***** 阅读文段

已经支持的fetcher包括:fetcher_file.go、fetcher_github.go、fetcher_http.go、fetcher_s3.go。

以fetcher_file.go为例说明。

1、文件变更的判断:

overseer-v1.1.6/proc_master.go

Go 复制代码
	//tee off to sha1
	hash := sha1.New()
	reader = io.TeeReader(reader, hash)
	//write to a temp file
	_, err = io.Copy(tmpBin, reader)
	if err != nil {
		mp.warnf("failed to write temp binary: %s", err)
		return
	}
	//compare hash
	newHash := hash.Sum(nil)
	if bytes.Equal(mp.binHash, newHash) {
		mp.debugf("hash match - skip")
		return
	}

通过sha1算法实现,比较新旧hash值,并没有关注文件时间戳。

2、验证是可执行文件,且是支持overseer的:

overseer-v1.1.6/proc_master.go

Go 复制代码
	tokenIn := token()
	cmd := exec.Command(tmpBinPath)
	cmd.Env = append(os.Environ(), []string{envBinCheck + "=" + tokenIn}...)
	cmd.Args = os.Args
	returned := false
	go func() {
		time.Sleep(5 * time.Second)
		if !returned {
			mp.warnf("sanity check against fetched executable timed-out, check overseer is running")
			if cmd.Process != nil {
				cmd.Process.Kill()
			}
		}
	}()
	tokenOut, err := cmd.CombinedOutput()
	returned = true
	if err != nil {
		mp.warnf("failed to run temp binary: %s (%s) output \"%s\"", err, tmpBinPath, tokenOut)
		return
	}
	if tokenIn != string(tokenOut) {
		mp.warnf("sanity check failed")
		return
	}

这是通过overseer预埋的代码实现的:

overseer-v1.1.6/overseer.go

Go 复制代码
//sanityCheck returns true if a check was performed
func sanityCheck() bool {
	//sanity check
	if token := os.Getenv(envBinCheck); token != "" {
		fmt.Fprint(os.Stdout, token)
		return true
	}
	//legacy sanity check using old env var
	if token := os.Getenv(envBinCheckLegacy); token != "" {
		fmt.Fprint(os.Stdout, token)
		return true
	}
	return false
}

这段代码在main启动时在overseer.Run里会调用到,传递固定的环境变量,然后命令行输出会原样显示出来即为成功。

3、覆盖旧文件,并触发重启。

overseer-v1.1.6/proc_master.go

Go 复制代码
	//overwrite!
	if err := overwrite(mp.binPath, tmpBinPath); err != nil {
		mp.warnf("failed to overwrite binary: %s", err)
		return
	}
	mp.debugf("upgraded binary (%x -> %x)", mp.binHash[:12], newHash[:12])
	mp.binHash = newHash
	//binary successfully replaced
	if !mp.Config.NoRestartAfterFetch {
		mp.triggerRestart()

**********

任务列表:
(a) 请把关于 overseer 的文段中从“cmd := exec.Command(tmpBinPath)”起、到“cmd.Process.Kill()”止的部分一字不差地复制下来。
(b) 根据关于 overseer 的文段，判断下面三句话是否与文段相符，每句回答“是”或“否”，并原文引出起决定作用的语句：(i) 判断文件是否变更时会比较文件时间戳；(ii) 文中以 fetcher_file.go 为例进行说明；(iii) sanityCheck 这段代码会在 overseer.Run 里被调用。
完成任务时不必参考所给材料。

***** 所给材料

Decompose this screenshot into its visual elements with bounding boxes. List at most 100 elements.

**********

各题答案:
(a)
cmd := exec.Command(tmpBinPath)
	cmd.Env = append(os.Environ(), []string{envBinCheck + "=" + tokenIn}...)
	cmd.Args = os.Args
	returned := false
	go func() {
		time.Sleep(5 * time.Second)
		if !returned {
			mp.warnf("sanity check against fetched executable timed-out, check overseer is running")
			if cmd.Process != nil {
				cmd.Process.Kill()

(b)
(i) 否：“通过sha1算法实现,比较新旧hash值,并没有关注文件时间戳。”
(ii) 是：“以fetcher_file.go为例说明。”
(iii) 是：“这段代码在main启动时在overseer.Run里会调用到”